Goal of the exercise = Give the records back in full, exactly as they read.

Material supplied =
╭──
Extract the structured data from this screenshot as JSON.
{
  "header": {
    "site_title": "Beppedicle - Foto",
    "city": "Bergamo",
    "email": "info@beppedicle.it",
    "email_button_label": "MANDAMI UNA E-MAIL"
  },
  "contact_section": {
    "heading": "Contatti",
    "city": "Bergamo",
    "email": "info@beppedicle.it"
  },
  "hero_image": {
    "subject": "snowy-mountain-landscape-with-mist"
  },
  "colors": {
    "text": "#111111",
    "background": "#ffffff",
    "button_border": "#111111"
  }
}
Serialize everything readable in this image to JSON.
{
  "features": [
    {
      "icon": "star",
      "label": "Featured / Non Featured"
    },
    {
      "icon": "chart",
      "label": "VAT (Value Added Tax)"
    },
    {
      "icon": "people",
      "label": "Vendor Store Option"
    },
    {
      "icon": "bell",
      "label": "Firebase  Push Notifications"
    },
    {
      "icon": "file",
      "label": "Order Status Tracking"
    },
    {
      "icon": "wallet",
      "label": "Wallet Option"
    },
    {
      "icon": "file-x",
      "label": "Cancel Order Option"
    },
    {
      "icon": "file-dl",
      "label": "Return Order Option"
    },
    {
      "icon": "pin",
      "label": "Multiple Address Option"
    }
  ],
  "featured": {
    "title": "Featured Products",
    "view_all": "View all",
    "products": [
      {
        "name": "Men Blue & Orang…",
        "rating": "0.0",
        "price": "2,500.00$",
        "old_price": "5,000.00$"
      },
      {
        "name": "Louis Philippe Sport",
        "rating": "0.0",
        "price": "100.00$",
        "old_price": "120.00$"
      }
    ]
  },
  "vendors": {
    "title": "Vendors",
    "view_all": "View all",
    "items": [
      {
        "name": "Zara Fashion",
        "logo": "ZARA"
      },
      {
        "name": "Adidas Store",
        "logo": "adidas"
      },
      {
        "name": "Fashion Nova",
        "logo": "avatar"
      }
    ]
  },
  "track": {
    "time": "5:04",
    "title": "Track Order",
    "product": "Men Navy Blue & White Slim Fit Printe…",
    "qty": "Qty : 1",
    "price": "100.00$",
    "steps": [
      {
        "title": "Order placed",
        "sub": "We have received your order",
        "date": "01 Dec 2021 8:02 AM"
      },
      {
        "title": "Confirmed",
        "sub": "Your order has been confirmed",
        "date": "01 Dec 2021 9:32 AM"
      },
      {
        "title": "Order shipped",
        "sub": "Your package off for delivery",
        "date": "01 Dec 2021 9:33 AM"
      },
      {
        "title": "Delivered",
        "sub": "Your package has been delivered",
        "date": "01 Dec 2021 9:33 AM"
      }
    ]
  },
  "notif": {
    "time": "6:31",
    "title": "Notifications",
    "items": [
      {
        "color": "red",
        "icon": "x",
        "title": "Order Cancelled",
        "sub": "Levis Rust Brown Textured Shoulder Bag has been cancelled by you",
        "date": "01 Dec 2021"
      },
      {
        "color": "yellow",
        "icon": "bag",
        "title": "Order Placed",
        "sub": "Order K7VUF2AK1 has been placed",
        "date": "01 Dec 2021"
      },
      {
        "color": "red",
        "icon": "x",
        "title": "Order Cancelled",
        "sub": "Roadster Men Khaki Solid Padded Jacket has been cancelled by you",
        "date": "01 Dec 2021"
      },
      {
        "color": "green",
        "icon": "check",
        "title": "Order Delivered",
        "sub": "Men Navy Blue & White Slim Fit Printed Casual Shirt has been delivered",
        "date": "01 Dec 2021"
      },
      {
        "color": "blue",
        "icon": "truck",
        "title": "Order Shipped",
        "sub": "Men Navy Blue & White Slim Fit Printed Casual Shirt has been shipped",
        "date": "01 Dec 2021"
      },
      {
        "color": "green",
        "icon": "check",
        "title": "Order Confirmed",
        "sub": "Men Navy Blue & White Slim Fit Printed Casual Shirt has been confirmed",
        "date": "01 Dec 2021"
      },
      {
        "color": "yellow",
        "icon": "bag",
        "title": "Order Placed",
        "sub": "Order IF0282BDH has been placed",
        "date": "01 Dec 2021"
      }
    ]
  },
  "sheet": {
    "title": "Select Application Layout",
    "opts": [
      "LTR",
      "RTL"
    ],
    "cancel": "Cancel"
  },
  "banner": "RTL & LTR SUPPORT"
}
╰──
Answer for the task =
Extract the structured data from this screenshot as JSON.
{
  "header": {
    "site_title": "Beppedicle - Foto",
    "city": "Bergamo",
    "email": "info@beppedicle.it",
    "email_button_label": "MANDAMI UNA E-MAIL"
  },
  "contact_section": {
    "heading": "Contatti",
    "city": "Bergamo",
    "email": "info@beppedicle.it"
  },
  "hero_image": {
    "subject": "snowy-mountain-landscape-with-mist"
  },
  "colors": {
    "text": "#111111",
    "background": "#ffffff",
    "button_border": "#111111"
  }
}
Serialize everything readable in this image to JSON.
{
  "features": [
    {
      "icon": "star",
      "label": "Featured / Non Featured"
    },
    {
      "icon": "chart",
      "label": "VAT (Value Added Tax)"
    },
    {
      "icon": "people",
      "label": "Vendor Store Option"
    },
    {
      "icon": "bell",
      "label": "Firebase  Push Notifications"
    },
    {
      "icon": "file",
      "label": "Order Status Tracking"
    },
    {
      "icon": "wallet",
      "label": "Wallet Option"
    },
    {
      "icon": "file-x",
      "label": "Cancel Order Option"
    },
    {
      "icon": "file-dl",
      "label": "Return Order Option"
    },
    {
      "icon": "pin",
      "label": "Multiple Address Option"
    }
  ],
  "featured": {
    "title": "Featured Products",
    "view_all": "View all",
    "products": [
      {
        "name": "Men Blue & Orang…",
        "rating": "0.0",
        "price": "2,500.00$",
        "old_price": "5,000.00$"
      },
      {
        "name": "Louis Philippe Sport",
        "rating": "0.0",
        "price": "100.00$",
        "old_price": "120.00$"
      }
    ]
  },
  "vendors": {
    "title": "Vendors",
    "view_all": "View all",
    "items": [
      {
        "name": "Zara Fashion",
        "logo": "ZARA"
      },
      {
        "name": "Adidas Store",
        "logo": "adidas"
      },
      {
        "name": "Fashion Nova",
        "logo": "avatar"
      }
    ]
  },
  "track": {
    "time": "5:04",
    "title": "Track Order",
    "product": "Men Navy Blue & White Slim Fit Printe…",
    "qty": "Qty : 1",
    "price": "100.00$",
    "steps": [
      {
        "title": "Order placed",
        "sub": "We have received your order",
        "date": "01 Dec 2021 8:02 AM"
      },
      {
        "title": "Confirmed",
        "sub": "Your order has been confirmed",
        "date": "01 Dec 2021 9:32 AM"
      },
      {
        "title": "Order shipped",
        "sub": "Your package off for delivery",
        "date": "01 Dec 2021 9:33 AM"
      },
      {
        "title": "Delivered",
        "sub": "Your package has been delivered",
        "date": "01 Dec 2021 9:33 AM"
      }
    ]
  },
  "notif": {
    "time": "6:31",
    "title": "Notifications",
    "items": [
      {
        "color": "red",
        "icon": "x",
        "title": "Order Cancelled",
        "sub": "Levis Rust Brown Textured Shoulder Bag has been cancelled by you",
        "date": "01 Dec 2021"
      },
      {
        "color": "yellow",
        "icon": "bag",
        "title": "Order Placed",
        "sub": "Order K7VUF2AK1 has been placed",
        "date": "01 Dec 2021"
      },
      {
        "color": "red",
        "icon": "x",
        "title": "Order Cancelled",
        "sub": "Roadster Men Khaki Solid Padded Jacket has been cancelled by you",
        "date": "01 Dec 2021"
      },
      {
        "color": "green",
        "icon": "check",
        "title": "Order Delivered",
        "sub": "Men Navy Blue & White Slim Fit Printed Casual Shirt has been delivered",
        "date": "01 Dec 2021"
      },
      {
        "color": "blue",
        "icon": "truck",
        "title": "Order Shipped",
        "sub": "Men Navy Blue & White Slim Fit Printed Casual Shirt has been shipped",
        "date": "01 Dec 2021"
      },
      {
        "color": "green",
        "icon": "check",
        "title": "Order Confirmed",
        "sub": "Men Navy Blue & White Slim Fit Printed Casual Shirt has been confirmed",
        "date": "01 Dec 2021"
      },
      {
        "color": "yellow",
        "icon": "bag",
        "title": "Order Placed",
        "sub": "Order IF0282BDH has been placed",
        "date": "01 Dec 2021"
      }
    ]
  },
  "sheet": {
    "title": "Select Application Layout",
    "opts": [
      "LTR",
      "RTL"
    ],
    "cancel": "Cancel"
  },
  "banner": "RTL & LTR SUPPORT"
}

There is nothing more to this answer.